■ Stored items from a collection
* begin *

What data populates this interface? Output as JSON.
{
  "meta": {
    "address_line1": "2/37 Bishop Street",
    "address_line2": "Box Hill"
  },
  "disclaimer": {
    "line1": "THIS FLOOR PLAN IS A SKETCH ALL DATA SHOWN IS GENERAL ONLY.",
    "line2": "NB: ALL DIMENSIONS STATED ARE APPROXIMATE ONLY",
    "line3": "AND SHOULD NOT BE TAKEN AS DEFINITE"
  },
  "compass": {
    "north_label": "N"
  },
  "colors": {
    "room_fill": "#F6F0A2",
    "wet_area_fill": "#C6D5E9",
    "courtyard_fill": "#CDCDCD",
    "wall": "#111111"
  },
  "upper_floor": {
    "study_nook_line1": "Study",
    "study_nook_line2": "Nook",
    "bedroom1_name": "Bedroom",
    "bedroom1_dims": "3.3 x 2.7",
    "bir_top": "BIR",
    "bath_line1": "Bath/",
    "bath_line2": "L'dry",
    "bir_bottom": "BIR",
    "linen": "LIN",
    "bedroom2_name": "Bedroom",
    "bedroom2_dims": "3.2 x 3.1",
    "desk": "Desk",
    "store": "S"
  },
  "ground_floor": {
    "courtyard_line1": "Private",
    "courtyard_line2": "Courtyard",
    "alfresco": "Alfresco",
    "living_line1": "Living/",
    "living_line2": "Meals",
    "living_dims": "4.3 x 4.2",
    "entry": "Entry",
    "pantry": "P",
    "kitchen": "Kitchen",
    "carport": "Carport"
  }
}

* end *

■ TASK DETAILS
Copy every record above exactly as it appears.

■ WORKED SOLUTION
What data populates this interface? Output as JSON.
{
  "meta": {
    "address_line1": "2/37 Bishop Street",
    "address_line2": "Box Hill"
  },
  "disclaimer": {
    "line1": "THIS FLOOR PLAN IS A SKETCH ALL DATA SHOWN IS GENERAL ONLY.",
    "line2": "NB: ALL DIMENSIONS STATED ARE APPROXIMATE ONLY",
    "line3": "AND SHOULD NOT BE TAKEN AS DEFINITE"
  },
  "compass": {
    "north_label": "N"
  },
  "colors": {
    "room_fill": "#F6F0A2",
    "wet_area_fill": "#C6D5E9",
    "courtyard_fill": "#CDCDCD",
    "wall": "#111111"
  },
  "upper_floor": {
    "study_nook_line1": "Study",
    "study_nook_line2": "Nook",
    "bedroom1_name": "Bedroom",
    "bedroom1_dims": "3.3 x 2.7",
    "bir_top": "BIR",
    "bath_line1": "Bath/",
    "bath_line2": "L'dry",
    "bir_bottom": "BIR",
    "linen": "LIN",
    "bedroom2_name": "Bedroom",
    "bedroom2_dims": "3.2 x 3.1",
    "desk": "Desk",
    "store": "S"
  },
  "ground_floor": {
    "courtyard_line1": "Private",
    "courtyard_line2": "Courtyard",
    "alfresco": "Alfresco",
    "living_line1": "Living/",
    "living_line2": "Meals",
    "living_dims": "4.3 x 4.2",
    "entry": "Entry",
    "pantry": "P",
    "kitchen": "Kitchen",
    "carport": "Carport"
  }
}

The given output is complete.